(Data excerpts)
┄┄┄┄┄┄┄┄┄┄

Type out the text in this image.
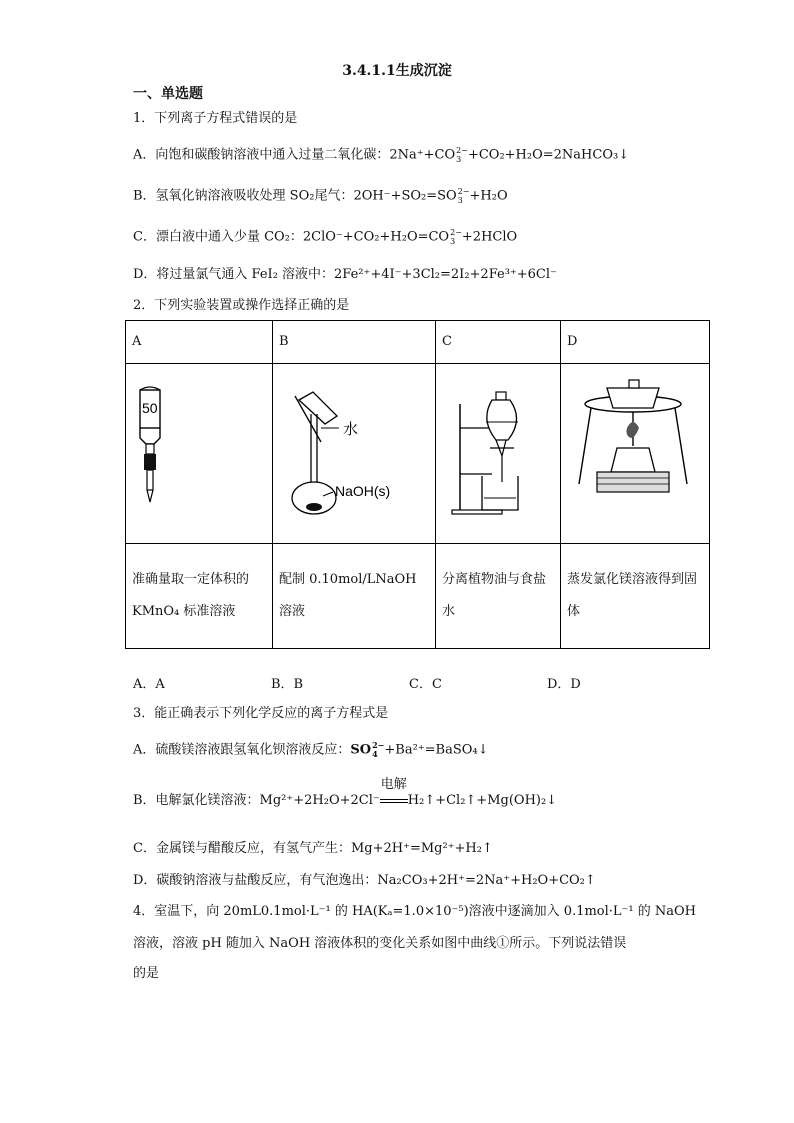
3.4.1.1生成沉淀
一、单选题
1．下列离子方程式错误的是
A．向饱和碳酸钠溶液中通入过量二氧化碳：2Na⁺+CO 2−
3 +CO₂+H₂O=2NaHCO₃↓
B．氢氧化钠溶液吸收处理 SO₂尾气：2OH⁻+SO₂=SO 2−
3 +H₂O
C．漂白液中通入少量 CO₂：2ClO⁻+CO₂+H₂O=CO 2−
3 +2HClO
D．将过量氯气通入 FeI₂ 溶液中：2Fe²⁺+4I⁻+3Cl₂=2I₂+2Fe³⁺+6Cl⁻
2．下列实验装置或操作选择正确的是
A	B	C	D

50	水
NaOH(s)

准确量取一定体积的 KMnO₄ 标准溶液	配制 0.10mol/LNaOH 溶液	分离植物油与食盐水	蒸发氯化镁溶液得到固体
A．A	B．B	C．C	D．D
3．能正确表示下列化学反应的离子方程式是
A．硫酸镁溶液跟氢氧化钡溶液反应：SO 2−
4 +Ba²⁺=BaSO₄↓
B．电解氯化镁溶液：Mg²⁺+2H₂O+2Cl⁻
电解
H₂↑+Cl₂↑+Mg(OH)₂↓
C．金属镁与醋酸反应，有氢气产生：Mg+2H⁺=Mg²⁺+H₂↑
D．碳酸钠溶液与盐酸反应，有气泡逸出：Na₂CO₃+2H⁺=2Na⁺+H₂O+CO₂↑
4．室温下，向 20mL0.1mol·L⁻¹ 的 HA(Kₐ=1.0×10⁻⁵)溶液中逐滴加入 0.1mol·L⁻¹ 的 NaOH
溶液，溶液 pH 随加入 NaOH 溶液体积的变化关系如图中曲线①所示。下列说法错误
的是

┄┄┄┄┄┄┄┄┄┄

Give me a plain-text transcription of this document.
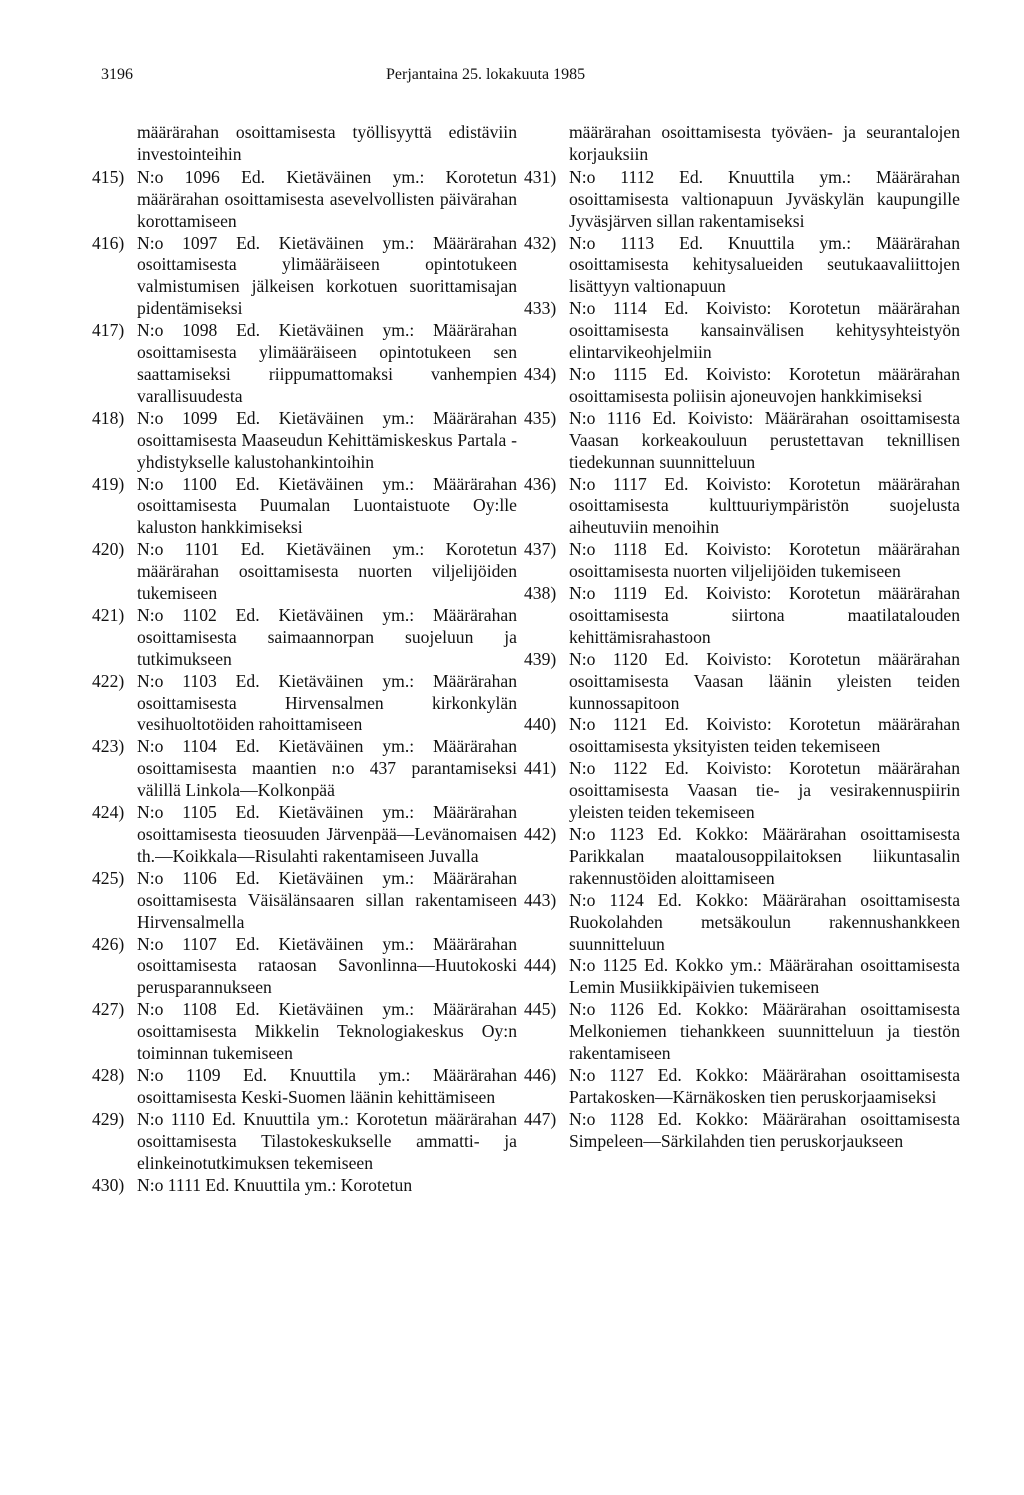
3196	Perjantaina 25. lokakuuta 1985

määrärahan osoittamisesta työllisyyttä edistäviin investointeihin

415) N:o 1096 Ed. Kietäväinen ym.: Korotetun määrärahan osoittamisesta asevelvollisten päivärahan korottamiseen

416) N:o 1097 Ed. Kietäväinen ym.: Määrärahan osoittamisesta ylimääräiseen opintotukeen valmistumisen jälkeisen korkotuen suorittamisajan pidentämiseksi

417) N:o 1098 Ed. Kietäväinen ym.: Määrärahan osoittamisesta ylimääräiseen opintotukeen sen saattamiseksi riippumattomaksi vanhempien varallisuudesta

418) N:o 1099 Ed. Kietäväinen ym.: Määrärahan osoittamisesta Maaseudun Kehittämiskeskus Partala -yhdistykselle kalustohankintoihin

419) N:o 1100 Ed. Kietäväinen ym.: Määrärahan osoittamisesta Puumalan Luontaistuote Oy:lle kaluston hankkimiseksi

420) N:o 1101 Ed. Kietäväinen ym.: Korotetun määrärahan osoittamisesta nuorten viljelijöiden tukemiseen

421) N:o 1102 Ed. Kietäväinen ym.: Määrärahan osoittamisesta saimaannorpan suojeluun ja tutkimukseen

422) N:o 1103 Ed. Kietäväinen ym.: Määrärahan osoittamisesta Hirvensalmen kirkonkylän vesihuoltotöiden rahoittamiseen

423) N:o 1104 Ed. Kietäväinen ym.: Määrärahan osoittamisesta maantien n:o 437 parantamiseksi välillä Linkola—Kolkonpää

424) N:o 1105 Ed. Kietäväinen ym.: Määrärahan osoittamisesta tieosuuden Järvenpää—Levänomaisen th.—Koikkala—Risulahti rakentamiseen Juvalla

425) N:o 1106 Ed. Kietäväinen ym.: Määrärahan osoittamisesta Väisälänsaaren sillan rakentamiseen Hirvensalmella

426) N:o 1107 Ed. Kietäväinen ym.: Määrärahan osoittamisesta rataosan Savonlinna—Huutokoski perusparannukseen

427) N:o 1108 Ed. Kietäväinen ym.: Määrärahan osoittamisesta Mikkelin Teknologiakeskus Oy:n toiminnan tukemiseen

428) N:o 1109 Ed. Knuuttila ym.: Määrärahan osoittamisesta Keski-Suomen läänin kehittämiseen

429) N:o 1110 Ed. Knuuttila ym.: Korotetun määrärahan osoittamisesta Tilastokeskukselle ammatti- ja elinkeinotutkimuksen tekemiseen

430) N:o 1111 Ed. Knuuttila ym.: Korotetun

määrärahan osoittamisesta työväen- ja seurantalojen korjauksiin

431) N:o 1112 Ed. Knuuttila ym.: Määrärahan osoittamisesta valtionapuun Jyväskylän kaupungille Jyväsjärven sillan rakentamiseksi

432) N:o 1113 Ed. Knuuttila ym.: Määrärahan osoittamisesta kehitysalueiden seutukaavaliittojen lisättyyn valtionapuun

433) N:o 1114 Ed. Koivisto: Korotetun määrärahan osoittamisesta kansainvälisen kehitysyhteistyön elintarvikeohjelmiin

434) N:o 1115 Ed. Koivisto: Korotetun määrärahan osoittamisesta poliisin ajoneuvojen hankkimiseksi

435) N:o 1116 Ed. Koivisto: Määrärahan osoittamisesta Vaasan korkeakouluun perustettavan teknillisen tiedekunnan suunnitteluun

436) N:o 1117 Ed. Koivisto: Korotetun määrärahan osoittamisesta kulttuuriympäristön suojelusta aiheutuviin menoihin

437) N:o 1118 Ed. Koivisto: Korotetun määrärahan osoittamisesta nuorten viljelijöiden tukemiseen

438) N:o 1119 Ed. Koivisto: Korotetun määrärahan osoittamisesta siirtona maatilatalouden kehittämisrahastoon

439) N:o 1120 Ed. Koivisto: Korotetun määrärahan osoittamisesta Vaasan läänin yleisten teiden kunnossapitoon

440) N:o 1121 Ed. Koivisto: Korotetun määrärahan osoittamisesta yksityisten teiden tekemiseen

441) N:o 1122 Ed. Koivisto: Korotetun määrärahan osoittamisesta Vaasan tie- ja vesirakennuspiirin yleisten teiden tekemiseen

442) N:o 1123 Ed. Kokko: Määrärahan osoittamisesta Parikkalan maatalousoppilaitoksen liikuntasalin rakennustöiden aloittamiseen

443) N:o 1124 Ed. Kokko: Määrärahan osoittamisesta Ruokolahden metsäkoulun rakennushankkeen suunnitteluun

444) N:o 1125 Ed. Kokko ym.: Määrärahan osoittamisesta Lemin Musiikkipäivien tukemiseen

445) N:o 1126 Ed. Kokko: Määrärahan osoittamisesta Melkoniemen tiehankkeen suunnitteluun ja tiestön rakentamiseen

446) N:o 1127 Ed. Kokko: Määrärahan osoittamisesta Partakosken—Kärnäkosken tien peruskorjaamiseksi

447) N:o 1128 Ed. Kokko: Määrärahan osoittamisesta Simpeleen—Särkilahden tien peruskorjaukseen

┄┄┄┄┄┄┄┄┄┄

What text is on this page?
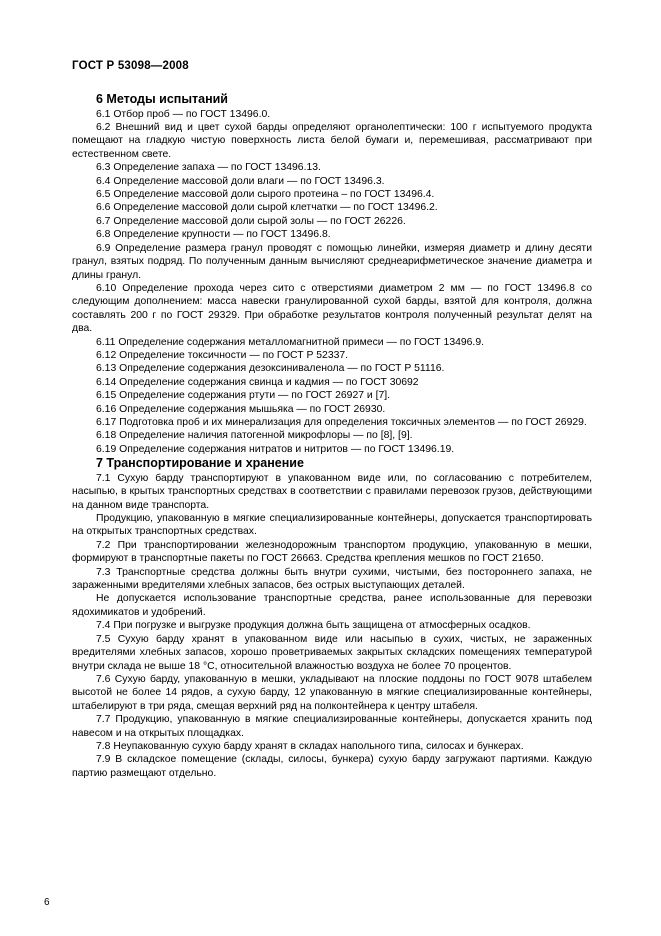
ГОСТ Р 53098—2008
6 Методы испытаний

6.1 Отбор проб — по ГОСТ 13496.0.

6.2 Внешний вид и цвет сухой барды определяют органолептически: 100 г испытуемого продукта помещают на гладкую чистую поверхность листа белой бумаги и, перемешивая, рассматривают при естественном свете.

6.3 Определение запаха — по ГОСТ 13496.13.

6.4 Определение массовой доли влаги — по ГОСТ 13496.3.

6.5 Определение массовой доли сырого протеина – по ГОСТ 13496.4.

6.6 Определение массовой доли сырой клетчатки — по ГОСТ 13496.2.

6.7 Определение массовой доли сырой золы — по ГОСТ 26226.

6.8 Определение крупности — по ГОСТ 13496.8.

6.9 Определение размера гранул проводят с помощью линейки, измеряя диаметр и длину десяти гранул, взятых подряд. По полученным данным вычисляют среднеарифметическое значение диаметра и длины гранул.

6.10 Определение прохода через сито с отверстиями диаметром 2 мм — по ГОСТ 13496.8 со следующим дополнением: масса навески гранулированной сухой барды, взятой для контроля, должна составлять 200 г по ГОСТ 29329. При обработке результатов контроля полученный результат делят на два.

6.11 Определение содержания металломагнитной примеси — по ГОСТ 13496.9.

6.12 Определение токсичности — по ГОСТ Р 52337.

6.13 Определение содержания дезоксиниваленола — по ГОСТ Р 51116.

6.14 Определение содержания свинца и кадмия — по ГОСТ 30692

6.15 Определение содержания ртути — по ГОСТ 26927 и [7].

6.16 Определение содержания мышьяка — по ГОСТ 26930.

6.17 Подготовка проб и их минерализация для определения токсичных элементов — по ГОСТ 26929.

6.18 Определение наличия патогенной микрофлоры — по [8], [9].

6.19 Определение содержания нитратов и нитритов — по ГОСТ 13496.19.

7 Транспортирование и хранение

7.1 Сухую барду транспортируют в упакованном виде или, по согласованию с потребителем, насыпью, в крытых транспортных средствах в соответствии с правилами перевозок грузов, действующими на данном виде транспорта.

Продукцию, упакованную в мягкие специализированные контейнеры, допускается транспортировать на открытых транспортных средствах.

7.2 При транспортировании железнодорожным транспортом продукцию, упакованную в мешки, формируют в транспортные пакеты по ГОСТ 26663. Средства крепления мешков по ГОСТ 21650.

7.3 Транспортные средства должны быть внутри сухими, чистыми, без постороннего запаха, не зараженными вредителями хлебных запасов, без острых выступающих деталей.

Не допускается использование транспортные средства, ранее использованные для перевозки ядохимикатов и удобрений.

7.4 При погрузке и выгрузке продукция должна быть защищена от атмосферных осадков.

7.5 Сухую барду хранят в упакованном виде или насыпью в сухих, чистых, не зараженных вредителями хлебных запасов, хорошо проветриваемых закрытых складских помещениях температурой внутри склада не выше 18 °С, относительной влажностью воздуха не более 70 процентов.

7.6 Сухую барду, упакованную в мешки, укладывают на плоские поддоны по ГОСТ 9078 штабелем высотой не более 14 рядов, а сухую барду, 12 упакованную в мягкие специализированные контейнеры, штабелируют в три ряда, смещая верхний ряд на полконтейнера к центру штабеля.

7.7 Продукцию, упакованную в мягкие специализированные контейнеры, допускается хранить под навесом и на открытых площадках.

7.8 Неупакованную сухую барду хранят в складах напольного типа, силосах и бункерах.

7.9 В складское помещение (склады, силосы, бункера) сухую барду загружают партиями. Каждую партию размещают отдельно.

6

┄┄┄┄┄┄┄┄┄┄

• Job: Look over the material above and show each line where "должна" appears.

• Final result:
6.10 Определение прохода через сито с отверстиями диаметром 2 мм — по ГОСТ 13496.8 со следующим дополнением: масса навески гранулированной сухой барды, взятой для контроля, должна составлять 200 г по ГОСТ 29329. При обработке результатов контроля полученный результат делят на два.
7.4 При погрузке и выгрузке продукция должна быть защищена от атмосферных осадков.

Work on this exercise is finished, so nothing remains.